■ Data for this exercise ■
»»
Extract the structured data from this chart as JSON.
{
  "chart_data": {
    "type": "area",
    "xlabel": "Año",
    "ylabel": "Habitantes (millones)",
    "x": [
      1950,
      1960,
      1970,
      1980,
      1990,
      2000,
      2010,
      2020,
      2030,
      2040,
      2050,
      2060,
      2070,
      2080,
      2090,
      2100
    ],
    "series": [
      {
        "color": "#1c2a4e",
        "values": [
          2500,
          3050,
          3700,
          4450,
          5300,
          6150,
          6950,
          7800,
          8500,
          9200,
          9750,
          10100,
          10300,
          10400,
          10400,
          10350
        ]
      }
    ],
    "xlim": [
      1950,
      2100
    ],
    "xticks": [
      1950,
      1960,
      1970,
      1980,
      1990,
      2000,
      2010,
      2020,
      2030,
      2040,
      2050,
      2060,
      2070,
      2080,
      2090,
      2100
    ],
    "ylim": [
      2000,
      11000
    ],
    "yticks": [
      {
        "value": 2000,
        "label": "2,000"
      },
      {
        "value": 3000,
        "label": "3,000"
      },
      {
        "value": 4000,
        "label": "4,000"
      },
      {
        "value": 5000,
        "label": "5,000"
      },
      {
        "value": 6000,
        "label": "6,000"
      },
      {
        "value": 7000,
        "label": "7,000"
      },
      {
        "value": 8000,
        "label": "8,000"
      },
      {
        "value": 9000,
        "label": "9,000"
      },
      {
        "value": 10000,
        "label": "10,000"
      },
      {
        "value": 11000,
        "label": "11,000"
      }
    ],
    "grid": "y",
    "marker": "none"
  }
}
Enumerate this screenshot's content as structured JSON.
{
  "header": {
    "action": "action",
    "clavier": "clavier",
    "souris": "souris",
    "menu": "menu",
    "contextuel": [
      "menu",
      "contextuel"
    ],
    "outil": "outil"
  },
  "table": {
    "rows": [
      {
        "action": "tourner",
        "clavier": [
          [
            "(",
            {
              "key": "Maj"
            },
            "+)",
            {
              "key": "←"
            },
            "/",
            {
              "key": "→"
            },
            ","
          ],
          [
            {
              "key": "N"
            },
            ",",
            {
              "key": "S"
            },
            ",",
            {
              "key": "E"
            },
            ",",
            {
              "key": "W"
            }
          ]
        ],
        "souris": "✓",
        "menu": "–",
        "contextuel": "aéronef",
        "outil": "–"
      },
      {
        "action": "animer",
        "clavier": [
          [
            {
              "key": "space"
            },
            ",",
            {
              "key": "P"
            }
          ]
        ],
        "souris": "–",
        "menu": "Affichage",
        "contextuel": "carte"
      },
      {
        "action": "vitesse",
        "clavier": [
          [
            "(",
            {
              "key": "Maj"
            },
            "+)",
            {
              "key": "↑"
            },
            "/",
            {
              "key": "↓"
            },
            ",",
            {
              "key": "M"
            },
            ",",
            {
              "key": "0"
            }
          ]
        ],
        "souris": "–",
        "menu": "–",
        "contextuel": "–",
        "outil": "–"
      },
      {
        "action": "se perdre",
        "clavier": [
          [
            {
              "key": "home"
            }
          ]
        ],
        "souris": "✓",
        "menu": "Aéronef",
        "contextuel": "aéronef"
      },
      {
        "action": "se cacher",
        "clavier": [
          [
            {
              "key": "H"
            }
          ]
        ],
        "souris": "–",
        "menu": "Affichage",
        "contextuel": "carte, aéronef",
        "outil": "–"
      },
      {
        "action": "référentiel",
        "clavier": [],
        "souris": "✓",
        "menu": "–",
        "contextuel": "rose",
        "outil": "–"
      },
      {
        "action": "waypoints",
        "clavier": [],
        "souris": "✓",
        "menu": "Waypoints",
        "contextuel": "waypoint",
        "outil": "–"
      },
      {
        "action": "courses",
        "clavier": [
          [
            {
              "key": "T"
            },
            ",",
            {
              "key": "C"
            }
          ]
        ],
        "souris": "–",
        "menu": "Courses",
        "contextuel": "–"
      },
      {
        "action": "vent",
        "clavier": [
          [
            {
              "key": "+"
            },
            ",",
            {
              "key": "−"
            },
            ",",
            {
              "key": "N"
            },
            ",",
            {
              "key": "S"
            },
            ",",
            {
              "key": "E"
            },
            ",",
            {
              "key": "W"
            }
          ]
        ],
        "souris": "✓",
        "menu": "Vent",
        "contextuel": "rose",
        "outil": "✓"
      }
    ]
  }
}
««
»»
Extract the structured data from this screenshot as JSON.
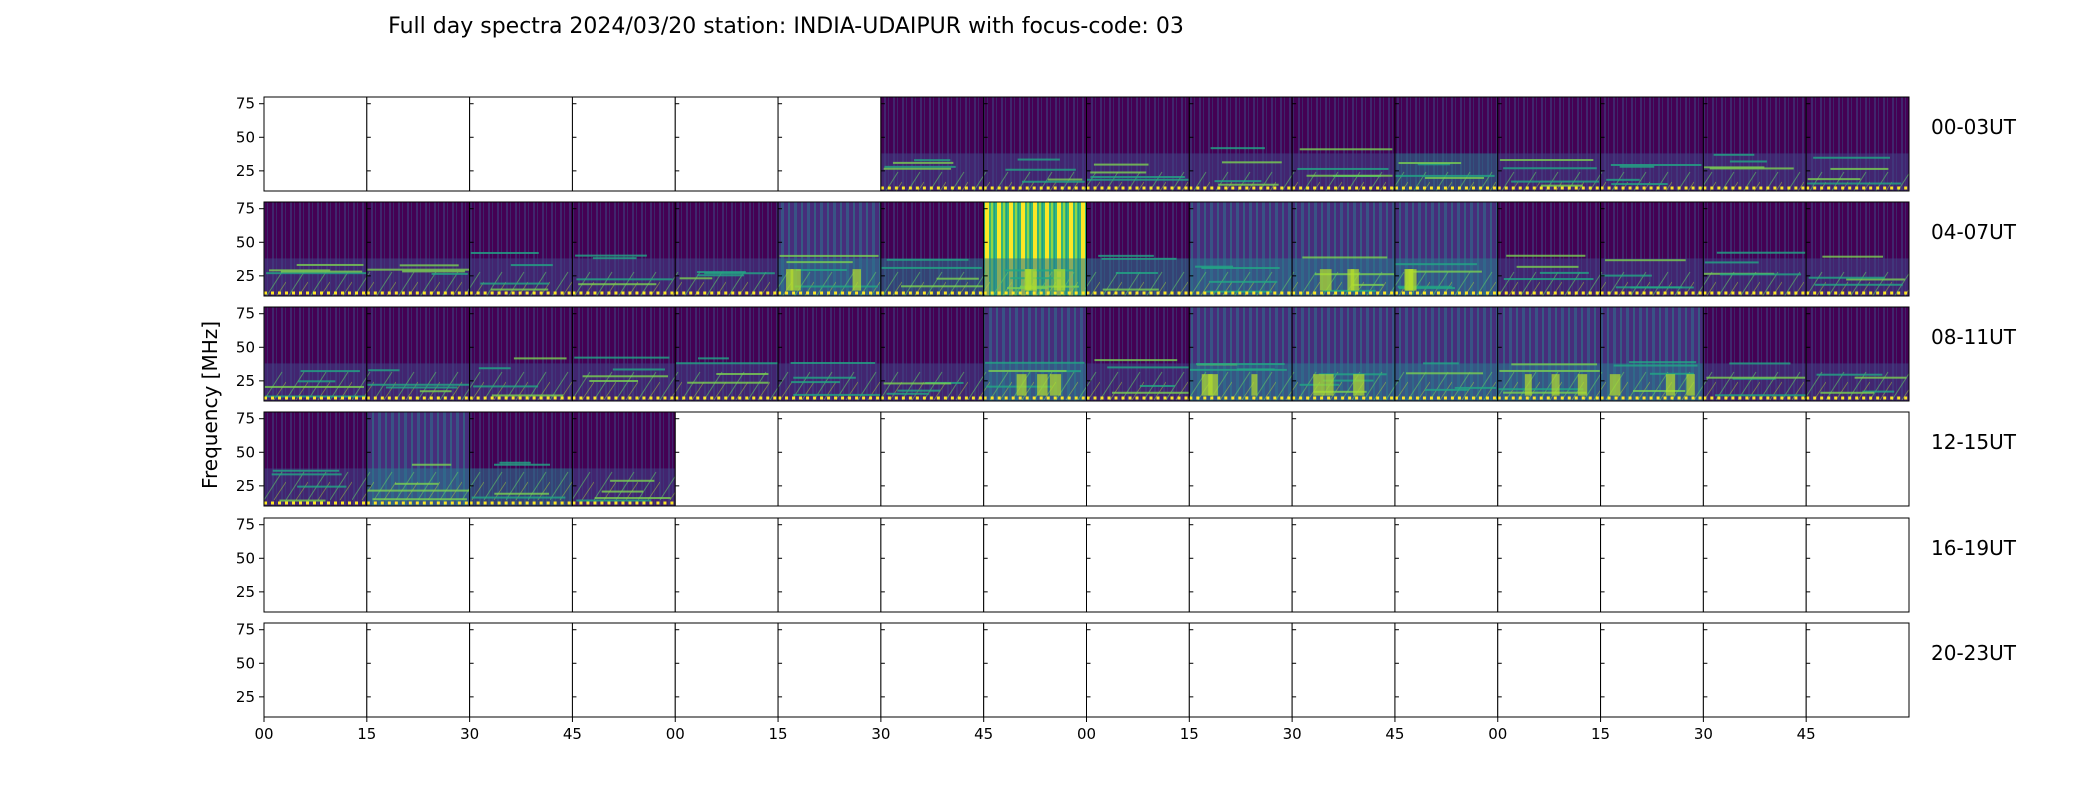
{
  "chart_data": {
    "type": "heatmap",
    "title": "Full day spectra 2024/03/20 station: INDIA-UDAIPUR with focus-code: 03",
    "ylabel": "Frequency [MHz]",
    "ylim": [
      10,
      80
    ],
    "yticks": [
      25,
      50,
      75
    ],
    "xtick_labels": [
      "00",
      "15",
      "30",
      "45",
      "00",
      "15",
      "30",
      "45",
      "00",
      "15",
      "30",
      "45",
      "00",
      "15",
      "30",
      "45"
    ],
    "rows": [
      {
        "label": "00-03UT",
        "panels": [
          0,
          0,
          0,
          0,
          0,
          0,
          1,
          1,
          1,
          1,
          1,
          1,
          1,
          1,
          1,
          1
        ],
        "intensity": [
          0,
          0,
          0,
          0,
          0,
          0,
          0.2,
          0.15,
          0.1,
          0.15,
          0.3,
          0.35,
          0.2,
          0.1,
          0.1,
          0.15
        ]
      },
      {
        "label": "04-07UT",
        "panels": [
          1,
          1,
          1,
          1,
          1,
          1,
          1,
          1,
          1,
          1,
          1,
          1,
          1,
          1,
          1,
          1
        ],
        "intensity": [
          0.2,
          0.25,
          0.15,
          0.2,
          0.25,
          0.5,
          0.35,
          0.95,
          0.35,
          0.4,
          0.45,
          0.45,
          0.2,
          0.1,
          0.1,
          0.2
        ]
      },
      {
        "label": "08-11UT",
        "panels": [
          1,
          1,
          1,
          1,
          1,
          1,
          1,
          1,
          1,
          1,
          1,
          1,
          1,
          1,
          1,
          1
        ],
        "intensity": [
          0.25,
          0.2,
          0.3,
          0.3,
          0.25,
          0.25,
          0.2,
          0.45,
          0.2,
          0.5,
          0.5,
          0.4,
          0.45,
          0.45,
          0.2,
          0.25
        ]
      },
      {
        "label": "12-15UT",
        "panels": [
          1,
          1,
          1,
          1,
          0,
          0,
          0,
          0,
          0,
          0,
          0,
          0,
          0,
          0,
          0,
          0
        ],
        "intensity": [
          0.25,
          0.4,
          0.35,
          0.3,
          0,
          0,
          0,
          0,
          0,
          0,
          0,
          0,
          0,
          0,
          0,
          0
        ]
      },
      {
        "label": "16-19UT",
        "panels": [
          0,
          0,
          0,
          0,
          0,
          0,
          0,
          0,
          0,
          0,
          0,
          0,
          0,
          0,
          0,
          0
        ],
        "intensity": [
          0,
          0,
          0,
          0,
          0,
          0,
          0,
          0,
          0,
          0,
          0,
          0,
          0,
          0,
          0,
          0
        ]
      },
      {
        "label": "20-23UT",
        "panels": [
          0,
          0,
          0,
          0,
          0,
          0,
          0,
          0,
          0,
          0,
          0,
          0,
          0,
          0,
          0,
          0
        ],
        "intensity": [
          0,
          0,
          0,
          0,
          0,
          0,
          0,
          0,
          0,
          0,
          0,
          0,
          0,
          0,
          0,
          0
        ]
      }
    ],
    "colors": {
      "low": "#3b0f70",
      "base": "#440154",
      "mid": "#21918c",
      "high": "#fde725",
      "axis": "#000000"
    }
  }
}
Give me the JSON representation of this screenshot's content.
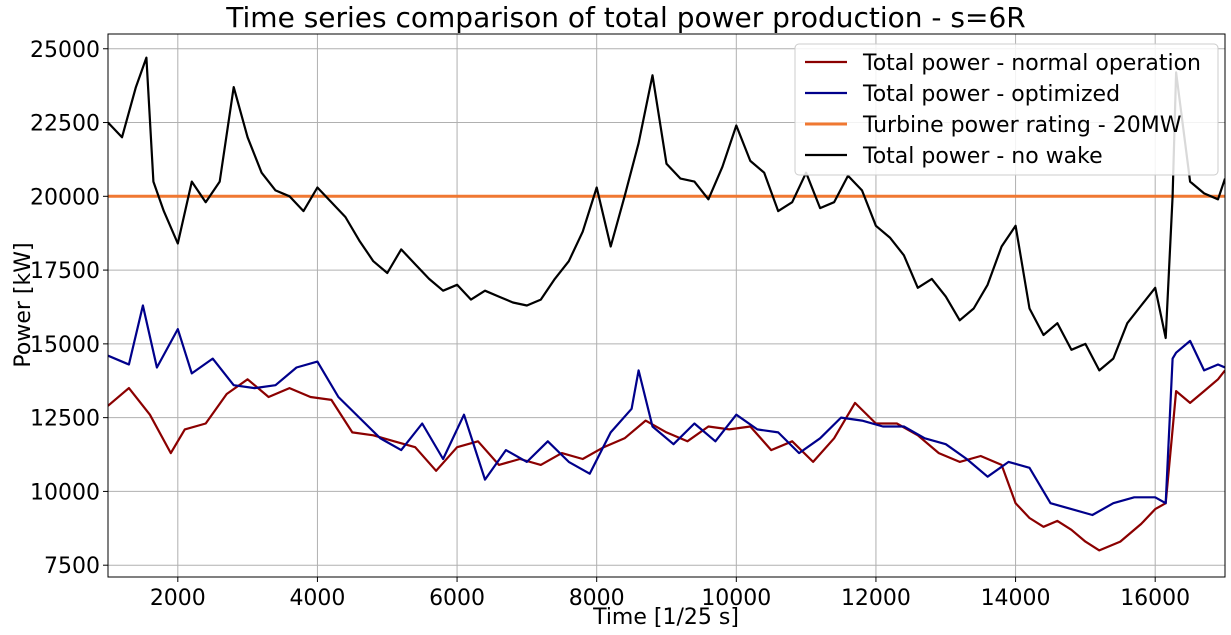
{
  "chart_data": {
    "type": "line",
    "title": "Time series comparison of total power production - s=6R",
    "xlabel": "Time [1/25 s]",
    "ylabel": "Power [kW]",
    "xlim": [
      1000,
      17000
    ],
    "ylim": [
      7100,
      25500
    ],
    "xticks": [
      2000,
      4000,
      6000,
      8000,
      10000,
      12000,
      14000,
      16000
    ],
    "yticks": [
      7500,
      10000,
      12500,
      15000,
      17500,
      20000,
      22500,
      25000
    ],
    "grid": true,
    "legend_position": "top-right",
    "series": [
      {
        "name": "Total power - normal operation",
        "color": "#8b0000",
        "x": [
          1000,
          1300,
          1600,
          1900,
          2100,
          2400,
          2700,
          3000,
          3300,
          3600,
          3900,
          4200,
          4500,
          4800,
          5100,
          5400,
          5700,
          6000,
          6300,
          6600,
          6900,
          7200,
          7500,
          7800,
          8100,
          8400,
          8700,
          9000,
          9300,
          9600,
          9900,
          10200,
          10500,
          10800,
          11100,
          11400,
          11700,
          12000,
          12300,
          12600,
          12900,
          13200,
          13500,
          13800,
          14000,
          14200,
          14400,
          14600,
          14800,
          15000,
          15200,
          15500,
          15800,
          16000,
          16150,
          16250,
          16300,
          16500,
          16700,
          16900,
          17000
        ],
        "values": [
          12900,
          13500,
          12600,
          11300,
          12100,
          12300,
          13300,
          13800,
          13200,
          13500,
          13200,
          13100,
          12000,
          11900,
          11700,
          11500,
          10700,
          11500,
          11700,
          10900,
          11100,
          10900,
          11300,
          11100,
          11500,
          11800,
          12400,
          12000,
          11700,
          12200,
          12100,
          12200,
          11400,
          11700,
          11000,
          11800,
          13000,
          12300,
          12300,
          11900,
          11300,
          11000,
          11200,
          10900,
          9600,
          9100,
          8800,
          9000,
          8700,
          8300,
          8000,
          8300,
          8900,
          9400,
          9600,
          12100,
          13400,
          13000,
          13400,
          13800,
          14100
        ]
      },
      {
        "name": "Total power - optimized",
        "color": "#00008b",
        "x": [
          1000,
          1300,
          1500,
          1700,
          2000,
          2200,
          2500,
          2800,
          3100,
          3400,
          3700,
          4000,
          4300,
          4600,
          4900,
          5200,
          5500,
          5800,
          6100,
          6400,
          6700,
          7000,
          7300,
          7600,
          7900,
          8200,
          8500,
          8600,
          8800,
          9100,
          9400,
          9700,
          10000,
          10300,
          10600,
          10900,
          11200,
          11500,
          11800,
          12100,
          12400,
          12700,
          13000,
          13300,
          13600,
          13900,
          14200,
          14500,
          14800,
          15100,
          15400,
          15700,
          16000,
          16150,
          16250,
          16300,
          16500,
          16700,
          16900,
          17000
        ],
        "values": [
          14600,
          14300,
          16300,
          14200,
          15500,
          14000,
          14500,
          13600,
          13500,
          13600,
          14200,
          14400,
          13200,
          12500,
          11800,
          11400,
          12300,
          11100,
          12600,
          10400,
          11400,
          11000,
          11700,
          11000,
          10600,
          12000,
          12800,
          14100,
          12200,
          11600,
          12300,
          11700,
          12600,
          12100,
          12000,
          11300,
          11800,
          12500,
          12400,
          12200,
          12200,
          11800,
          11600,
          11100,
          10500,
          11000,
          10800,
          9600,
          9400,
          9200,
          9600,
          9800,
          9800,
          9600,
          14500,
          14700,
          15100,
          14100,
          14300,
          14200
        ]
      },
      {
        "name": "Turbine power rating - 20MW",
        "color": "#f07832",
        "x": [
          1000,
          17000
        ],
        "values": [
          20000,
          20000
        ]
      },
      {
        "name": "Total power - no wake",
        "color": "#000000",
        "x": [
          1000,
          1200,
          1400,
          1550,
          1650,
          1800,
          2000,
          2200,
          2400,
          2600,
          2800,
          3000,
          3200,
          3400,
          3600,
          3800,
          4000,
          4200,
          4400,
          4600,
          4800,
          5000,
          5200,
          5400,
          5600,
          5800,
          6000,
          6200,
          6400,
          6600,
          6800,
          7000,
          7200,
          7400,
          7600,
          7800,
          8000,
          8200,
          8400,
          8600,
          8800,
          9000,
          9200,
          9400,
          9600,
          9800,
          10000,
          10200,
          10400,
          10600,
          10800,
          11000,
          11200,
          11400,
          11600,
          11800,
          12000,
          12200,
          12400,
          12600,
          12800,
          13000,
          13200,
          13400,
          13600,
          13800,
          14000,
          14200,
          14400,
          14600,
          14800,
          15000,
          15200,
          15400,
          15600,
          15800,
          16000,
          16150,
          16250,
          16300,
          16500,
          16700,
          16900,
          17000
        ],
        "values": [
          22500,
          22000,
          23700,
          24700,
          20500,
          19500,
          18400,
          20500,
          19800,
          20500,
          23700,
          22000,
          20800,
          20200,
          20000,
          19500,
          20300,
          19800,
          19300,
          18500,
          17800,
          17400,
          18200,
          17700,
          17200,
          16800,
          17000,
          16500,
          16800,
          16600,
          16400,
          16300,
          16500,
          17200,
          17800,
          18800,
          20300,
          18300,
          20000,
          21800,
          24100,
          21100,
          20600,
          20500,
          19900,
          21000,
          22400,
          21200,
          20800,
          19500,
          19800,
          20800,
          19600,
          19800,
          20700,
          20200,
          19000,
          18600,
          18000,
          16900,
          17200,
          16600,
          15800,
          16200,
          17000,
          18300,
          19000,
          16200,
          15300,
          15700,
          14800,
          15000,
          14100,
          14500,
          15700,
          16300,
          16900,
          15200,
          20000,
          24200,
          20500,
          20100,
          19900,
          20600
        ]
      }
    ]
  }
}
««
■ The exercise ■
Lines holding the word "structured" in the entries above are the ones to pull out. Copy them all.

■ The response ■
Extract the structured data from this chart as JSON.
Enumerate this screenshot's content as structured JSON.
Extract the structured data from this screenshot as JSON.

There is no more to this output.